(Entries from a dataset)
□ □ □ □ □ □ □

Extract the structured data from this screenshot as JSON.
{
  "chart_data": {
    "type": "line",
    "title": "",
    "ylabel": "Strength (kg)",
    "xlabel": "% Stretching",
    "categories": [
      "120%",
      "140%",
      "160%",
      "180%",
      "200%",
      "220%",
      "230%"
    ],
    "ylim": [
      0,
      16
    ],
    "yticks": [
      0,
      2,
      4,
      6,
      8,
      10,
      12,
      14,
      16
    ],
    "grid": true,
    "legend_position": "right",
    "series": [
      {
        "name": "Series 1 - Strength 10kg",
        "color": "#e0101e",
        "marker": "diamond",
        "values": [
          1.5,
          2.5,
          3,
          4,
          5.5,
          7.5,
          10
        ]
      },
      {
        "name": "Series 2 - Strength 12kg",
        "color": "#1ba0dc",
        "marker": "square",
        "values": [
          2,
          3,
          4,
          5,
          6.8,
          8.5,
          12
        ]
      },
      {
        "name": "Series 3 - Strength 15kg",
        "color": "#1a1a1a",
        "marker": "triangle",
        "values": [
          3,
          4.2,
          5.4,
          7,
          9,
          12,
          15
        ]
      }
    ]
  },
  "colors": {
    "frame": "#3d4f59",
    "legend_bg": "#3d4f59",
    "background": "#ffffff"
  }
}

□ □ □ □ □ □ □

- **What you should do**:
Which lines hold the string "Strength"? List them all.

- **Task result**:
    "ylabel": "Strength (kg)",
        "name": "Series 1 - Strength 10kg",
        "name": "Series 2 - Strength 12kg",
        "name": "Series 3 - Strength 15kg",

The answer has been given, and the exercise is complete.